▶ [Given data]:
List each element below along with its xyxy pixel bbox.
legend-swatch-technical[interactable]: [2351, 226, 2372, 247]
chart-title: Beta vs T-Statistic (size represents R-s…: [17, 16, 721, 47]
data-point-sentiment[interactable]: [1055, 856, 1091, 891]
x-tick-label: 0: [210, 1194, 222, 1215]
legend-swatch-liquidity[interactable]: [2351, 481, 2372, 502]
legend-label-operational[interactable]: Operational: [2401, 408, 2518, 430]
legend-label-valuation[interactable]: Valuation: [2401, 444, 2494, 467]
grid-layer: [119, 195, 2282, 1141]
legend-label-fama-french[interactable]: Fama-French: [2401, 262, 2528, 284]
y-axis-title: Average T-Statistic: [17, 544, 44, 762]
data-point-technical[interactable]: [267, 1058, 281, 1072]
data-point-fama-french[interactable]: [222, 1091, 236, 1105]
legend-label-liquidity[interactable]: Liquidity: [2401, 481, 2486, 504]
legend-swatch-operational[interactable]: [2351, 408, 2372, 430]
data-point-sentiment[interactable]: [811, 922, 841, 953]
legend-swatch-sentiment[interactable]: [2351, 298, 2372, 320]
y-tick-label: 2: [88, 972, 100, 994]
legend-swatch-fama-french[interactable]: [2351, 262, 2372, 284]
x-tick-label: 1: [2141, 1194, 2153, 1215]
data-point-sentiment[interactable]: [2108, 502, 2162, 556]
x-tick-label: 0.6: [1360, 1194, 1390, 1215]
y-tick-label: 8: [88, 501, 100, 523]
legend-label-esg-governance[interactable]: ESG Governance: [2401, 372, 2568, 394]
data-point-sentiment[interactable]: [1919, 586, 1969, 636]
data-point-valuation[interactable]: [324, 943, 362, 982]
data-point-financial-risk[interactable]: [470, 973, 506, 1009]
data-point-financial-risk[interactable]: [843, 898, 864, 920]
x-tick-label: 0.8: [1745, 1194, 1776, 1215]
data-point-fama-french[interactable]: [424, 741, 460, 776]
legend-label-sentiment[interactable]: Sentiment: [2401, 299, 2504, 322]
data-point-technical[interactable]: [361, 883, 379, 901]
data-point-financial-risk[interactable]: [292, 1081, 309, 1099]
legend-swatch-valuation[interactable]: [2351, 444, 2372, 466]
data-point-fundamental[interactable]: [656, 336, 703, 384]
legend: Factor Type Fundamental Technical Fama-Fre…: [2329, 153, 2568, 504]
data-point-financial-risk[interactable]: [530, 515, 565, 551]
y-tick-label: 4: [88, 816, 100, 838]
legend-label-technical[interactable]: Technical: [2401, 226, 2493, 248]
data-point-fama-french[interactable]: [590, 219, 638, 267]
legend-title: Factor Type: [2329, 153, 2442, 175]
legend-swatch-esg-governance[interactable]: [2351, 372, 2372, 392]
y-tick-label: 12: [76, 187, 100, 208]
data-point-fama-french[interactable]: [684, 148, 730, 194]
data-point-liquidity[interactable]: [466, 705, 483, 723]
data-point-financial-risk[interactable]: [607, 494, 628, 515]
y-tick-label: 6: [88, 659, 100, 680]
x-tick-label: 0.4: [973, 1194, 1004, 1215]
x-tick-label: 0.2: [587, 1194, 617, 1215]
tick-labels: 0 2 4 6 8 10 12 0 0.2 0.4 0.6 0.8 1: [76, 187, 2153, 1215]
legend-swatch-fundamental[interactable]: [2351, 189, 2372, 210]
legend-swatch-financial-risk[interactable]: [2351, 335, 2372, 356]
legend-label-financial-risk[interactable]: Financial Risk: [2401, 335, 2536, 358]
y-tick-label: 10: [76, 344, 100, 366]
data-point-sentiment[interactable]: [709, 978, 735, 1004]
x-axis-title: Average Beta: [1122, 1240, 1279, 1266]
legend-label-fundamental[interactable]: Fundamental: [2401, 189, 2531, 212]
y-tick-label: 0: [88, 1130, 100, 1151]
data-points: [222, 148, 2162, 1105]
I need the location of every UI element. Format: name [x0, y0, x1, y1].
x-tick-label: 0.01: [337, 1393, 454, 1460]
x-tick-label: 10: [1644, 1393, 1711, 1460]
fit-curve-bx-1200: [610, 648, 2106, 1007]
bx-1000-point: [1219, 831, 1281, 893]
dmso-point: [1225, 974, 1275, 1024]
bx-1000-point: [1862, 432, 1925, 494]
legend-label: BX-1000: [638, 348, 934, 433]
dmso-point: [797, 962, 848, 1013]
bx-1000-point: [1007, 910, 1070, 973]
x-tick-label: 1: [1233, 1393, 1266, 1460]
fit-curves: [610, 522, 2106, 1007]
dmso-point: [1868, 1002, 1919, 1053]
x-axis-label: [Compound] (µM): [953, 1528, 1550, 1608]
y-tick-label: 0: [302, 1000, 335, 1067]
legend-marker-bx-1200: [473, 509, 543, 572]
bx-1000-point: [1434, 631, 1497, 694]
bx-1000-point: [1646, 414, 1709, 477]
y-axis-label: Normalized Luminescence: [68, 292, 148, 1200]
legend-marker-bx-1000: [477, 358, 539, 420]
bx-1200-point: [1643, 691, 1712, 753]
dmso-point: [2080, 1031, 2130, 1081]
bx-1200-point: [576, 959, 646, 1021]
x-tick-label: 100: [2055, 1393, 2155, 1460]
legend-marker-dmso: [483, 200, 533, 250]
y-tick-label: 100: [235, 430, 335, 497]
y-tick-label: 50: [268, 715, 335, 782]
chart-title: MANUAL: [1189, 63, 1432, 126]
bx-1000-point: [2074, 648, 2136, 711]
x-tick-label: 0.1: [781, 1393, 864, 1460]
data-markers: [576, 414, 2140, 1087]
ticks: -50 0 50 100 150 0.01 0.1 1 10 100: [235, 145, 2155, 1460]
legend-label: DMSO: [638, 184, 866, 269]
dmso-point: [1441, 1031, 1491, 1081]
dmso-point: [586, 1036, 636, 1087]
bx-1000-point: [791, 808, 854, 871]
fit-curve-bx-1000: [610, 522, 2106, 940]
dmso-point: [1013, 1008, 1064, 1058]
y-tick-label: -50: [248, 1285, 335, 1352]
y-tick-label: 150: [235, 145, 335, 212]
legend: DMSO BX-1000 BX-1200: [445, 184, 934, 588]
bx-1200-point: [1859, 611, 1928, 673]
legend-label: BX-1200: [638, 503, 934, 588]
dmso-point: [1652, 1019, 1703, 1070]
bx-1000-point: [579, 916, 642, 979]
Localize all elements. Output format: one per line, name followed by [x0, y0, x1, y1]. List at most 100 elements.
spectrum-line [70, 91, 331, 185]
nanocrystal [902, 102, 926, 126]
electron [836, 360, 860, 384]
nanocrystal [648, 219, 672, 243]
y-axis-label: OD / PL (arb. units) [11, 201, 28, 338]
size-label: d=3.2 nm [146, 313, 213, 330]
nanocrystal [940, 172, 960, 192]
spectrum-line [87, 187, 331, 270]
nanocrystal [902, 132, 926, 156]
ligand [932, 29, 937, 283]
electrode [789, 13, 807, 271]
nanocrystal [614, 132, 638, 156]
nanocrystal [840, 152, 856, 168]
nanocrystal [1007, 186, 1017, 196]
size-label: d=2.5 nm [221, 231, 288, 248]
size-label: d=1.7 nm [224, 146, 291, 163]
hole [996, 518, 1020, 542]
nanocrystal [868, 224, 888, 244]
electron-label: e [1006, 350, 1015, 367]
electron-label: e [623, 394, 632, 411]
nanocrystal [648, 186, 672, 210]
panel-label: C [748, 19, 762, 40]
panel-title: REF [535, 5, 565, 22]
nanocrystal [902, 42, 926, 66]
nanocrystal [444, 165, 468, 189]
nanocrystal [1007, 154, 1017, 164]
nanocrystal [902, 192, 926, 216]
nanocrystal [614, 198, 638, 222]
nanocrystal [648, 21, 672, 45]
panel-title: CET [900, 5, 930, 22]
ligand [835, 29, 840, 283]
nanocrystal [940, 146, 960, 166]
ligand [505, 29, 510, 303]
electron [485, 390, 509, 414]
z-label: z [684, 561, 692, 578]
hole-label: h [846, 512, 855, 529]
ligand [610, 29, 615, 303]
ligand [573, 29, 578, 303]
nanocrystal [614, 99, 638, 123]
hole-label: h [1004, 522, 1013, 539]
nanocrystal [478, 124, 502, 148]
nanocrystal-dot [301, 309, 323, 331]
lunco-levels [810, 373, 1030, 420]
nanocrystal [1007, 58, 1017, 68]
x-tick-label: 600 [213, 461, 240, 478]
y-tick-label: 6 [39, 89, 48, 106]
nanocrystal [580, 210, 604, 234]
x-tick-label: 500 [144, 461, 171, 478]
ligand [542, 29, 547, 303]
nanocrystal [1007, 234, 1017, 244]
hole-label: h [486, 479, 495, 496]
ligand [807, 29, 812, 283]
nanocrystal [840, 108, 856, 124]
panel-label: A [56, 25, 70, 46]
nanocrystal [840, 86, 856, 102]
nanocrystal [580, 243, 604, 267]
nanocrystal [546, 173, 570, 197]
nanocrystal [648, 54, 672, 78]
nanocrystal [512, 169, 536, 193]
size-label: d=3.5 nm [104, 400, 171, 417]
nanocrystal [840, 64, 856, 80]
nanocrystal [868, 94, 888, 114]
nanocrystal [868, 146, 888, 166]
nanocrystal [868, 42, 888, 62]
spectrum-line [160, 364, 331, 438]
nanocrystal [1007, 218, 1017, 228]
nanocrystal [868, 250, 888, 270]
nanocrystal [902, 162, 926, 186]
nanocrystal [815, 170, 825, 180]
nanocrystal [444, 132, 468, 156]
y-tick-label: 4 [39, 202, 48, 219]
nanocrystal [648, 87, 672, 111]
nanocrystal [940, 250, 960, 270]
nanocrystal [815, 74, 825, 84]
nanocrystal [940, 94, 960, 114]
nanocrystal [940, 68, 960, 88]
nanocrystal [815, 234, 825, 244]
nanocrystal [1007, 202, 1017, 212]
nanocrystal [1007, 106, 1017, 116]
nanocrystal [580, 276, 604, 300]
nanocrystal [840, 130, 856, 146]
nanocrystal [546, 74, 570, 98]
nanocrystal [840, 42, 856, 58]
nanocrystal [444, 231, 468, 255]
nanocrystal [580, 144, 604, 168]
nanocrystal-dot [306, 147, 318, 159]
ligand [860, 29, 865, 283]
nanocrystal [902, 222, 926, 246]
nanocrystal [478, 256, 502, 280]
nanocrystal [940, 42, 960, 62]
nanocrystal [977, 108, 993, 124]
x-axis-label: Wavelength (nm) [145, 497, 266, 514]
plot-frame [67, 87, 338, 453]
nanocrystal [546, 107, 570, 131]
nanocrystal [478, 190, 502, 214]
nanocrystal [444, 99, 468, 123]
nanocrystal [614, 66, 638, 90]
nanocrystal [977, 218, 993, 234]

▶ [Your instructions]: Copy out the lines word for word, starting with the first line of the records and going on through the line with "legend-swatch-fama-french[interactable]: [2351, 262, 2372, 284]".

▶ [Solved exercise]:
List each element below along with its xyxy pixel bbox.
legend-swatch-technical[interactable]: [2351, 226, 2372, 247]
chart-title: Beta vs T-Statistic (size represents R-s…: [17, 16, 721, 47]
data-point-sentiment[interactable]: [1055, 856, 1091, 891]
x-tick-label: 0: [210, 1194, 222, 1215]
legend-swatch-liquidity[interactable]: [2351, 481, 2372, 502]
legend-label-operational[interactable]: Operational: [2401, 408, 2518, 430]
legend-label-valuation[interactable]: Valuation: [2401, 444, 2494, 467]
grid-layer: [119, 195, 2282, 1141]
legend-label-fama-french[interactable]: Fama-French: [2401, 262, 2528, 284]
y-axis-title: Average T-Statistic: [17, 544, 44, 762]
data-point-technical[interactable]: [267, 1058, 281, 1072]
data-point-fama-french[interactable]: [222, 1091, 236, 1105]
legend-label-liquidity[interactable]: Liquidity: [2401, 481, 2486, 504]
legend-swatch-operational[interactable]: [2351, 408, 2372, 430]
data-point-sentiment[interactable]: [811, 922, 841, 953]
legend-swatch-sentiment[interactable]: [2351, 298, 2372, 320]
y-tick-label: 2: [88, 972, 100, 994]
legend-swatch-fama-french[interactable]: [2351, 262, 2372, 284]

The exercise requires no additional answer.